(Instruction):
Go through each line of the records below and count those with the word "Google". Give only the count.

<<<<

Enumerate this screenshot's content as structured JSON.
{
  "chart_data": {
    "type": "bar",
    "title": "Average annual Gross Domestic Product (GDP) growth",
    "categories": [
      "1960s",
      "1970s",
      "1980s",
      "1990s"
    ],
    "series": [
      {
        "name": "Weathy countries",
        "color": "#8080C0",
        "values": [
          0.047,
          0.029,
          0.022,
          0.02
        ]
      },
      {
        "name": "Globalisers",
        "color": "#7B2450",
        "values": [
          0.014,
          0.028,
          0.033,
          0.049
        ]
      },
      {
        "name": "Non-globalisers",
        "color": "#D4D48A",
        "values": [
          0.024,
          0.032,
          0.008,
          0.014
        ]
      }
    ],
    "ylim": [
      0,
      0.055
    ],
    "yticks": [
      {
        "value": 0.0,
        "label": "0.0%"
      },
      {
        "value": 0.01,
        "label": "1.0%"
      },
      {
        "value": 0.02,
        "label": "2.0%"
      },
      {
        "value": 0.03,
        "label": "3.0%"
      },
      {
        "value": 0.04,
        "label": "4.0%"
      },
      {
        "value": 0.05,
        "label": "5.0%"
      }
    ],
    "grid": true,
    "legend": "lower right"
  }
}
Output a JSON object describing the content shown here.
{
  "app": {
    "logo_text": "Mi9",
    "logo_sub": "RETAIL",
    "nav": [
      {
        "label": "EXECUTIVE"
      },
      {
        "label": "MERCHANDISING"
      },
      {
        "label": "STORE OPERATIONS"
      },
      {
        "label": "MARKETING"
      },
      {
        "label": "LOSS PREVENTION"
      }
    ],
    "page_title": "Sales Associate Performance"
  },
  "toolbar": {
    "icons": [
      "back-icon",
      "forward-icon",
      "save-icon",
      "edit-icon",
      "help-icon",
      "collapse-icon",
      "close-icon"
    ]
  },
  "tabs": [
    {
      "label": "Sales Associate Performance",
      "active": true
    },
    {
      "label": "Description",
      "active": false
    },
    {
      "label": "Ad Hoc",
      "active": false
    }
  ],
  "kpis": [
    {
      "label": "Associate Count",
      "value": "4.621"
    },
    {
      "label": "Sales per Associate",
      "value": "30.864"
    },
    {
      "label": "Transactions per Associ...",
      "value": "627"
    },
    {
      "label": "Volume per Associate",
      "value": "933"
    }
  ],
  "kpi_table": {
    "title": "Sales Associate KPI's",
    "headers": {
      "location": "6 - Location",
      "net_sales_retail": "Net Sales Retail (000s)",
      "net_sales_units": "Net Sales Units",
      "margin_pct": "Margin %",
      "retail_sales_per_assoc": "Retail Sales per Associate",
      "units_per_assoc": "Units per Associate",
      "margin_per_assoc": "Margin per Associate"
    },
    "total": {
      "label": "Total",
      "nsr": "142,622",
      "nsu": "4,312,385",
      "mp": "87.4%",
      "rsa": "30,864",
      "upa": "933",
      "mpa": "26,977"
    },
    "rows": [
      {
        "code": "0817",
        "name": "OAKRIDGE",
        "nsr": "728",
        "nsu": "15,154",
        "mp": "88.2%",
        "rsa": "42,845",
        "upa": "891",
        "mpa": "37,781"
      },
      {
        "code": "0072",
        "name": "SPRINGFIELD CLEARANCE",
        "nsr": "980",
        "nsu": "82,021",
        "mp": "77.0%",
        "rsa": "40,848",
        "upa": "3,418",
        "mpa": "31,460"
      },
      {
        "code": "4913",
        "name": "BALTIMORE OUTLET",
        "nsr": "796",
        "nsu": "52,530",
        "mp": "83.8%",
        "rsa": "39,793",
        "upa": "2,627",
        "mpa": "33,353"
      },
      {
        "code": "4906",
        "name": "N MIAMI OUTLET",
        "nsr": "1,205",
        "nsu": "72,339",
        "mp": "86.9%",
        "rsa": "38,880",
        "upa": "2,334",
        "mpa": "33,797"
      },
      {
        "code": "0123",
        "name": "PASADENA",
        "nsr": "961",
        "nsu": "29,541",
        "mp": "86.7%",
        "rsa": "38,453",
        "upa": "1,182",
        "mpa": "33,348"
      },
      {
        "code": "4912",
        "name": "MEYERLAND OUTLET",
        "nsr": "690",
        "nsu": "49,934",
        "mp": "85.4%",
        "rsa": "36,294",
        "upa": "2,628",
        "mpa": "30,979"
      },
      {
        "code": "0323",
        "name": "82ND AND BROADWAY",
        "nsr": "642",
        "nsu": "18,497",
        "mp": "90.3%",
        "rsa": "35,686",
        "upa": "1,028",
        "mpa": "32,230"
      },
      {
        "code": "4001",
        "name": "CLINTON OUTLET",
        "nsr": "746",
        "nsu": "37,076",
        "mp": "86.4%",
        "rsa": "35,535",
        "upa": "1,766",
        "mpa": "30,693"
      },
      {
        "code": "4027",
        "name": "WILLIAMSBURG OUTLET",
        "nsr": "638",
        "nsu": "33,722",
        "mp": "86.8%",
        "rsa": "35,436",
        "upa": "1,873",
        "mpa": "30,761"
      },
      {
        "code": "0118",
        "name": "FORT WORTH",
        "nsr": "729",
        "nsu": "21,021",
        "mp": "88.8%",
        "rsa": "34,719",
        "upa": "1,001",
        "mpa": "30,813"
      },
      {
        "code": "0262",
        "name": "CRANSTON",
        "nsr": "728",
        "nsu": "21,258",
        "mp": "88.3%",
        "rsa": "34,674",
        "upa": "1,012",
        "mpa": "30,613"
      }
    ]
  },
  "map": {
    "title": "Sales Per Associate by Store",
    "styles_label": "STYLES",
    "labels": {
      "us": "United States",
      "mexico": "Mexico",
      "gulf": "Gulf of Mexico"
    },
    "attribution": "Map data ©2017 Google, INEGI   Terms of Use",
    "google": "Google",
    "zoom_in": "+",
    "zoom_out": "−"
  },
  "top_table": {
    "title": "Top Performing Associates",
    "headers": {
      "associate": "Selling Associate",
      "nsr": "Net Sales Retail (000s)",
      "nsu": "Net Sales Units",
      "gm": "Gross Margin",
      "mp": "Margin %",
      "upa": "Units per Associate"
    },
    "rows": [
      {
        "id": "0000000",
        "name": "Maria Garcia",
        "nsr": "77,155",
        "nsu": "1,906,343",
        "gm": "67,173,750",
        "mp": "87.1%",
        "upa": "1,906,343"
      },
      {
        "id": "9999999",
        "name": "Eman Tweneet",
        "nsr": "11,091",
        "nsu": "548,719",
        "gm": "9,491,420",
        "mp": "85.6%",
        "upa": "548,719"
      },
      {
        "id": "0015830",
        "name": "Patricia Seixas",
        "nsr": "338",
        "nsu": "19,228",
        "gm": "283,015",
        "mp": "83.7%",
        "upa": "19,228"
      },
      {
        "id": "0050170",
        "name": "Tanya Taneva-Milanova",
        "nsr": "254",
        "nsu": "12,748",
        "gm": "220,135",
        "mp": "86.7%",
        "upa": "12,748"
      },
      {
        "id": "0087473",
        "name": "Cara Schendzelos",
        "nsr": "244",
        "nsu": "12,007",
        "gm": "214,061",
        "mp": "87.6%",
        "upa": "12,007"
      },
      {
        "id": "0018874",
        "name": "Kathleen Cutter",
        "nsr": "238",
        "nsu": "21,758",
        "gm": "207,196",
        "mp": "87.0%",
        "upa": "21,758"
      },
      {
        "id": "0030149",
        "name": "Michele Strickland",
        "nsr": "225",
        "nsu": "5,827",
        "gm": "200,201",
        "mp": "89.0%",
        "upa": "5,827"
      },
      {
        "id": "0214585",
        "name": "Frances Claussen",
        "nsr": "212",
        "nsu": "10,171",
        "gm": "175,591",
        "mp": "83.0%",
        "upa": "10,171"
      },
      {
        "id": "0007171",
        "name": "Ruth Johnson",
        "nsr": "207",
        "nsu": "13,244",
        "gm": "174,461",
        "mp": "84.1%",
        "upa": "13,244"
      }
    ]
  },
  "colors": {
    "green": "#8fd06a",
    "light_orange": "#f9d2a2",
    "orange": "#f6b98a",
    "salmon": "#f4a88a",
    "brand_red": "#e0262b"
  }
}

>>>>

(Exercise output):
2